# Objective
Drop the pictures from the entries below, then reproduce the rest exactly.

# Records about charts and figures
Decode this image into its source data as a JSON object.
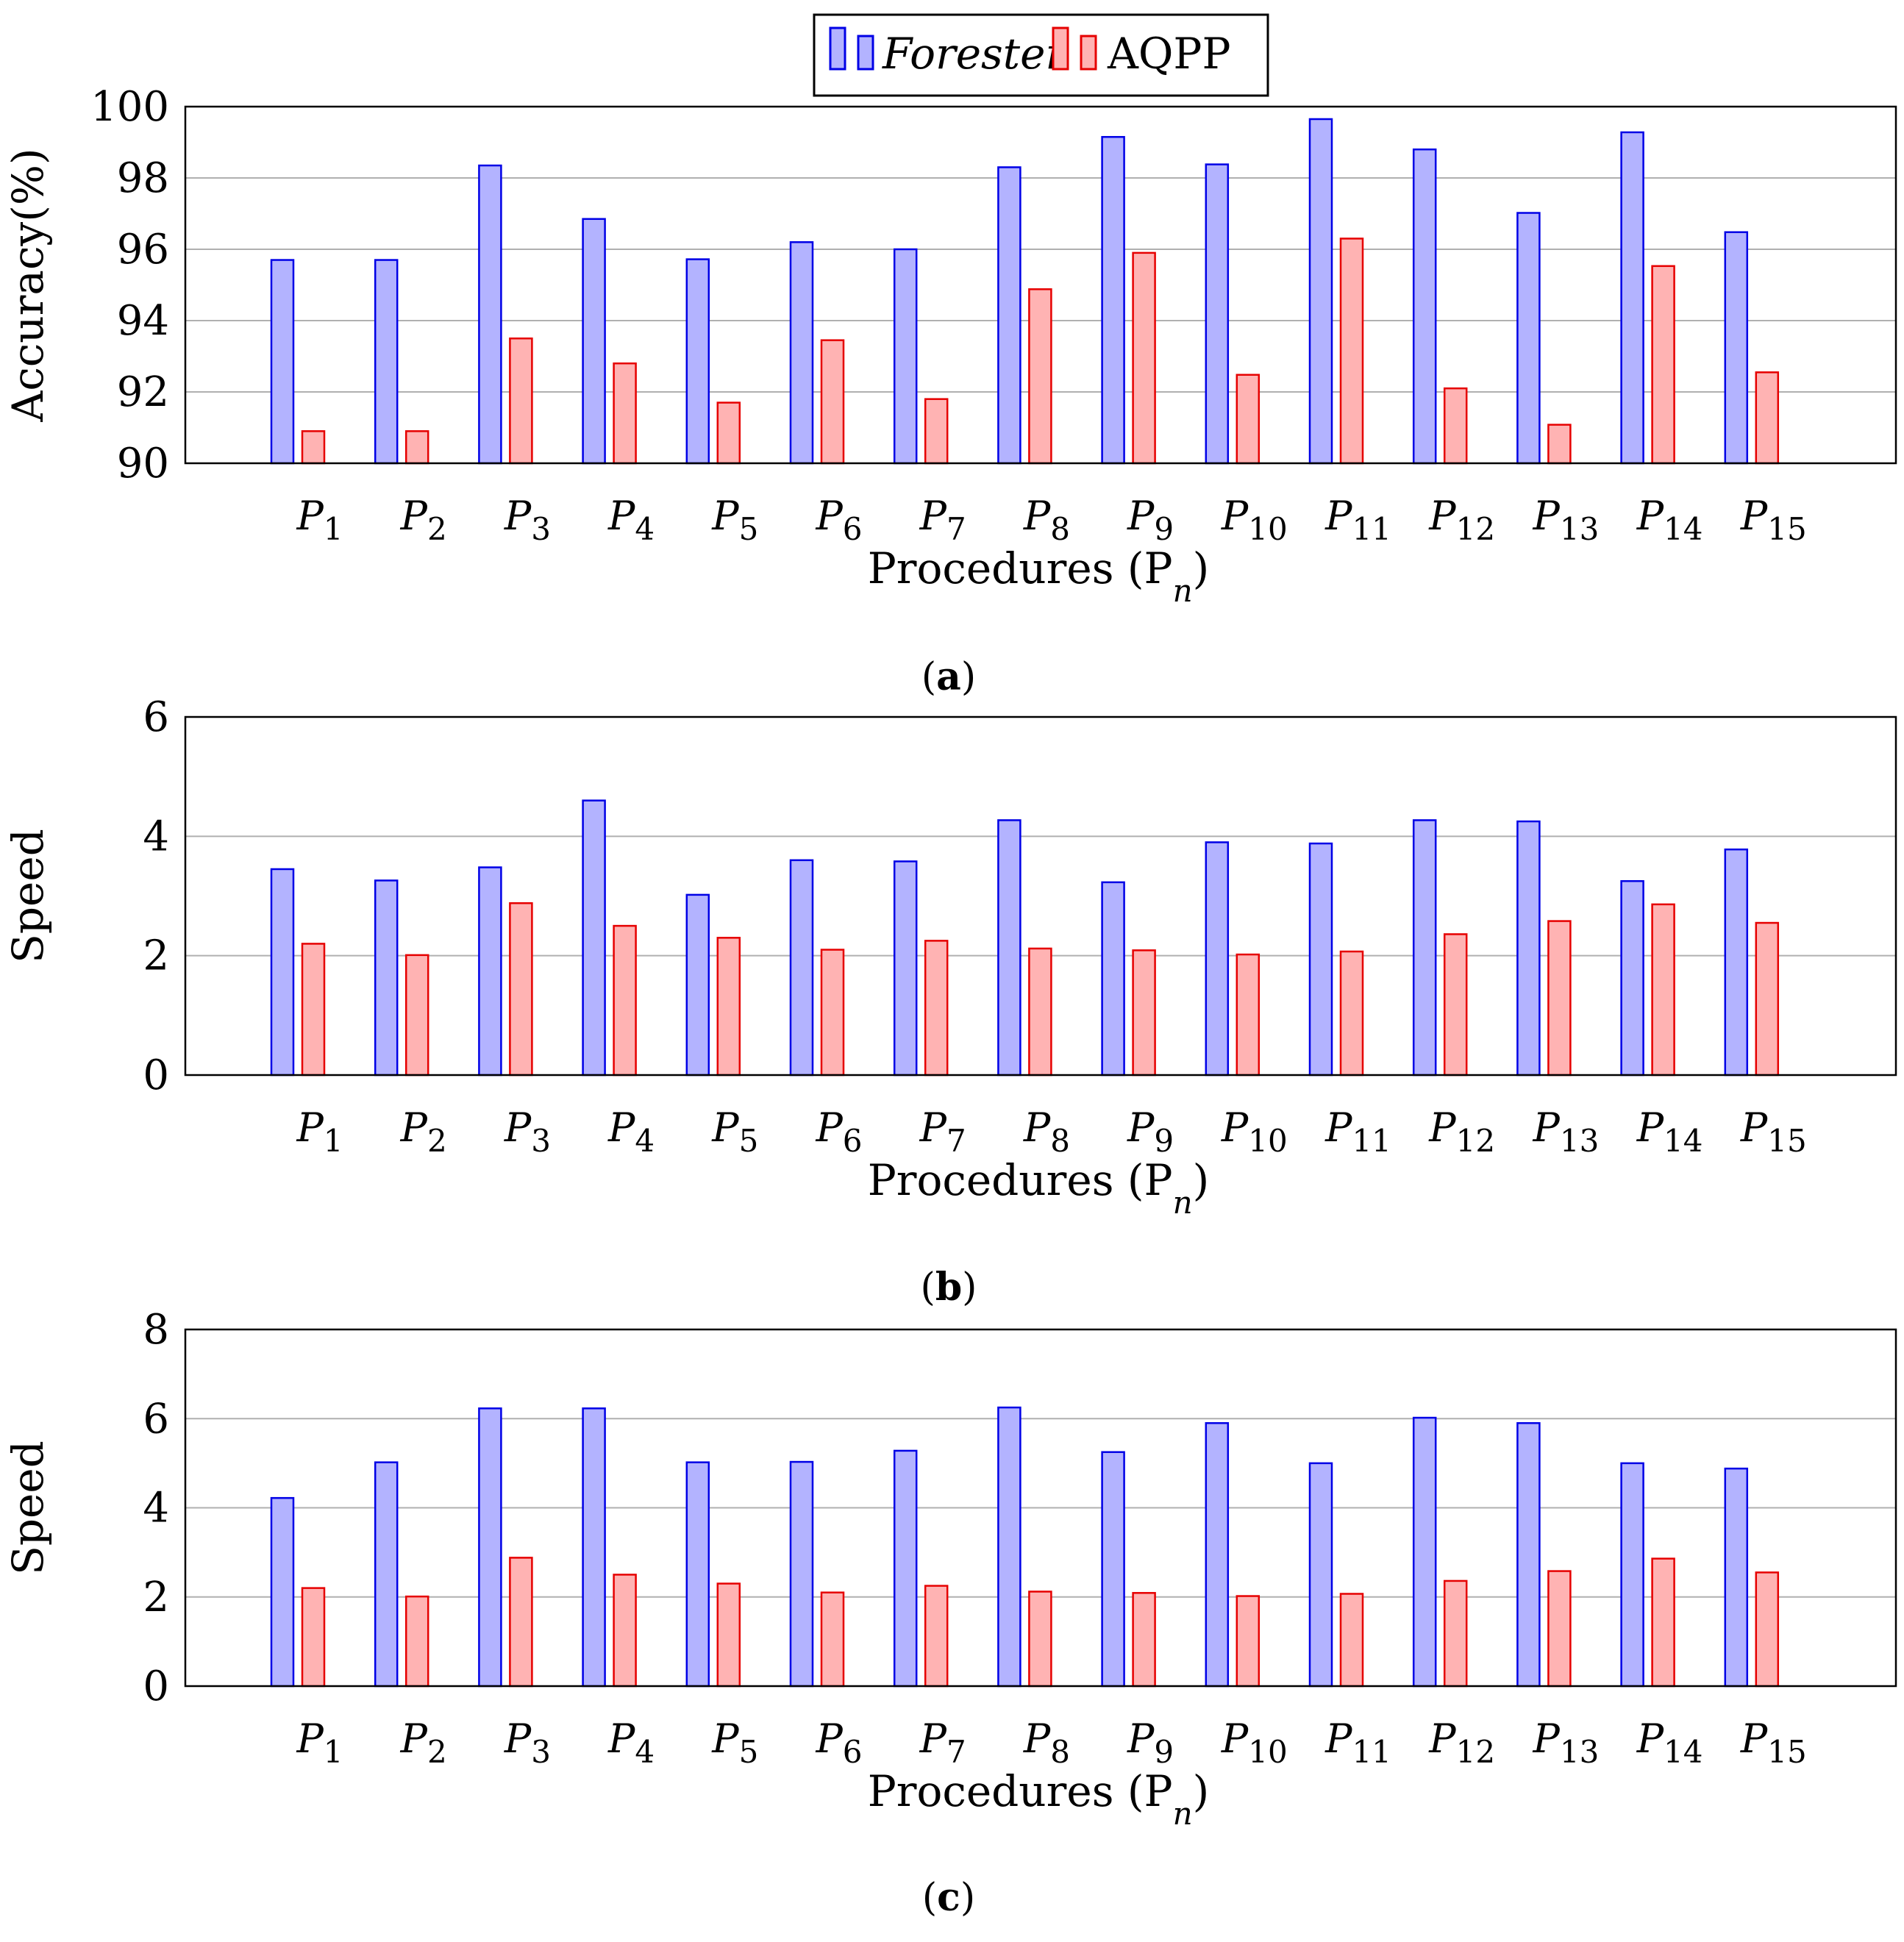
{
  "legend": {
    "series": [
      {
        "name": "Forester",
        "italic": true,
        "fill": "#b3b3ff",
        "stroke": "#0000e6"
      },
      {
        "name": "AQPP",
        "italic": false,
        "fill": "#ffb3b3",
        "stroke": "#e60000"
      }
    ]
  },
  "chart_data": [
    {
      "type": "bar",
      "caption_letter": "a",
      "categories": [
        "1",
        "2",
        "3",
        "4",
        "5",
        "6",
        "7",
        "8",
        "9",
        "10",
        "11",
        "12",
        "13",
        "14",
        "15"
      ],
      "category_prefix": "P",
      "xlabel": "Procedures (P",
      "xlabel_sub": "n",
      "xlabel_close": ")",
      "ylabel": "Accuracy(%)",
      "ylim": [
        90,
        100
      ],
      "yticks": [
        "90",
        "92",
        "94",
        "96",
        "98",
        "100"
      ],
      "grid": true,
      "series": [
        {
          "name": "Forester",
          "values": [
            95.7,
            95.7,
            98.35,
            96.85,
            95.72,
            96.2,
            96.0,
            98.3,
            99.15,
            98.38,
            99.65,
            98.8,
            97.02,
            99.28,
            96.48
          ]
        },
        {
          "name": "AQPP",
          "values": [
            90.9,
            90.9,
            93.5,
            92.8,
            91.7,
            93.45,
            91.8,
            94.88,
            95.9,
            92.48,
            96.3,
            92.1,
            91.08,
            95.53,
            92.55
          ]
        }
      ]
    },
    {
      "type": "bar",
      "caption_letter": "b",
      "categories": [
        "1",
        "2",
        "3",
        "4",
        "5",
        "6",
        "7",
        "8",
        "9",
        "10",
        "11",
        "12",
        "13",
        "14",
        "15"
      ],
      "category_prefix": "P",
      "xlabel": "Procedures (P",
      "xlabel_sub": "n",
      "xlabel_close": ")",
      "ylabel": "Speed",
      "ylim": [
        0,
        6
      ],
      "yticks": [
        "0",
        "2",
        "4",
        "6"
      ],
      "grid": true,
      "series": [
        {
          "name": "Forester",
          "values": [
            3.45,
            3.26,
            3.48,
            4.6,
            3.02,
            3.6,
            3.58,
            4.27,
            3.23,
            3.9,
            3.88,
            4.27,
            4.25,
            3.25,
            3.78
          ]
        },
        {
          "name": "AQPP",
          "values": [
            2.2,
            2.01,
            2.88,
            2.5,
            2.3,
            2.1,
            2.25,
            2.12,
            2.09,
            2.02,
            2.07,
            2.36,
            2.58,
            2.86,
            2.55
          ]
        }
      ]
    },
    {
      "type": "bar",
      "caption_letter": "c",
      "categories": [
        "1",
        "2",
        "3",
        "4",
        "5",
        "6",
        "7",
        "8",
        "9",
        "10",
        "11",
        "12",
        "13",
        "14",
        "15"
      ],
      "category_prefix": "P",
      "xlabel": "Procedures (P",
      "xlabel_sub": "n",
      "xlabel_close": ")",
      "ylabel": "Speed",
      "ylim": [
        0,
        8
      ],
      "yticks": [
        "0",
        "2",
        "4",
        "6",
        "8"
      ],
      "grid": true,
      "series": [
        {
          "name": "Forester",
          "values": [
            4.22,
            5.02,
            6.23,
            6.23,
            5.02,
            5.03,
            5.28,
            6.25,
            5.25,
            5.9,
            5.0,
            6.02,
            5.9,
            5.0,
            4.88
          ]
        },
        {
          "name": "AQPP",
          "values": [
            2.2,
            2.01,
            2.88,
            2.5,
            2.3,
            2.1,
            2.25,
            2.12,
            2.09,
            2.02,
            2.07,
            2.36,
            2.58,
            2.86,
            2.55
          ]
        }
      ]
    }
  ]
}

# Response for this exercise
Decode this image into its source data as a JSON object.
{
  "legend": {
    "series": [
      {
        "name": "Forester",
        "italic": true,
        "fill": "#b3b3ff",
        "stroke": "#0000e6"
      },
      {
        "name": "AQPP",
        "italic": false,
        "fill": "#ffb3b3",
        "stroke": "#e60000"
      }
    ]
  },
  "chart_data": [
    {
      "type": "bar",
      "caption_letter": "a",
      "categories": [
        "1",
        "2",
        "3",
        "4",
        "5",
        "6",
        "7",
        "8",
        "9",
        "10",
        "11",
        "12",
        "13",
        "14",
        "15"
      ],
      "category_prefix": "P",
      "xlabel": "Procedures (P",
      "xlabel_sub": "n",
      "xlabel_close": ")",
      "ylabel": "Accuracy(%)",
      "ylim": [
        90,
        100
      ],
      "yticks": [
        "90",
        "92",
        "94",
        "96",
        "98",
        "100"
      ],
      "grid": true,
      "series": [
        {
          "name": "Forester",
          "values": [
            95.7,
            95.7,
            98.35,
            96.85,
            95.72,
            96.2,
            96.0,
            98.3,
            99.15,
            98.38,
            99.65,
            98.8,
            97.02,
            99.28,
            96.48
          ]
        },
        {
          "name": "AQPP",
          "values": [
            90.9,
            90.9,
            93.5,
            92.8,
            91.7,
            93.45,
            91.8,
            94.88,
            95.9,
            92.48,
            96.3,
            92.1,
            91.08,
            95.53,
            92.55
          ]
        }
      ]
    },
    {
      "type": "bar",
      "caption_letter": "b",
      "categories": [
        "1",
        "2",
        "3",
        "4",
        "5",
        "6",
        "7",
        "8",
        "9",
        "10",
        "11",
        "12",
        "13",
        "14",
        "15"
      ],
      "category_prefix": "P",
      "xlabel": "Procedures (P",
      "xlabel_sub": "n",
      "xlabel_close": ")",
      "ylabel": "Speed",
      "ylim": [
        0,
        6
      ],
      "yticks": [
        "0",
        "2",
        "4",
        "6"
      ],
      "grid": true,
      "series": [
        {
          "name": "Forester",
          "values": [
            3.45,
            3.26,
            3.48,
            4.6,
            3.02,
            3.6,
            3.58,
            4.27,
            3.23,
            3.9,
            3.88,
            4.27,
            4.25,
            3.25,
            3.78
          ]
        },
        {
          "name": "AQPP",
          "values": [
            2.2,
            2.01,
            2.88,
            2.5,
            2.3,
            2.1,
            2.25,
            2.12,
            2.09,
            2.02,
            2.07,
            2.36,
            2.58,
            2.86,
            2.55
          ]
        }
      ]
    },
    {
      "type": "bar",
      "caption_letter": "c",
      "categories": [
        "1",
        "2",
        "3",
        "4",
        "5",
        "6",
        "7",
        "8",
        "9",
        "10",
        "11",
        "12",
        "13",
        "14",
        "15"
      ],
      "category_prefix": "P",
      "xlabel": "Procedures (P",
      "xlabel_sub": "n",
      "xlabel_close": ")",
      "ylabel": "Speed",
      "ylim": [
        0,
        8
      ],
      "yticks": [
        "0",
        "2",
        "4",
        "6",
        "8"
      ],
      "grid": true,
      "series": [
        {
          "name": "Forester",
          "values": [
            4.22,
            5.02,
            6.23,
            6.23,
            5.02,
            5.03,
            5.28,
            6.25,
            5.25,
            5.9,
            5.0,
            6.02,
            5.9,
            5.0,
            4.88
          ]
        },
        {
          "name": "AQPP",
          "values": [
            2.2,
            2.01,
            2.88,
            2.5,
            2.3,
            2.1,
            2.25,
            2.12,
            2.09,
            2.02,
            2.07,
            2.36,
            2.58,
            2.86,
            2.55
          ]
        }
      ]
    }
  ]
}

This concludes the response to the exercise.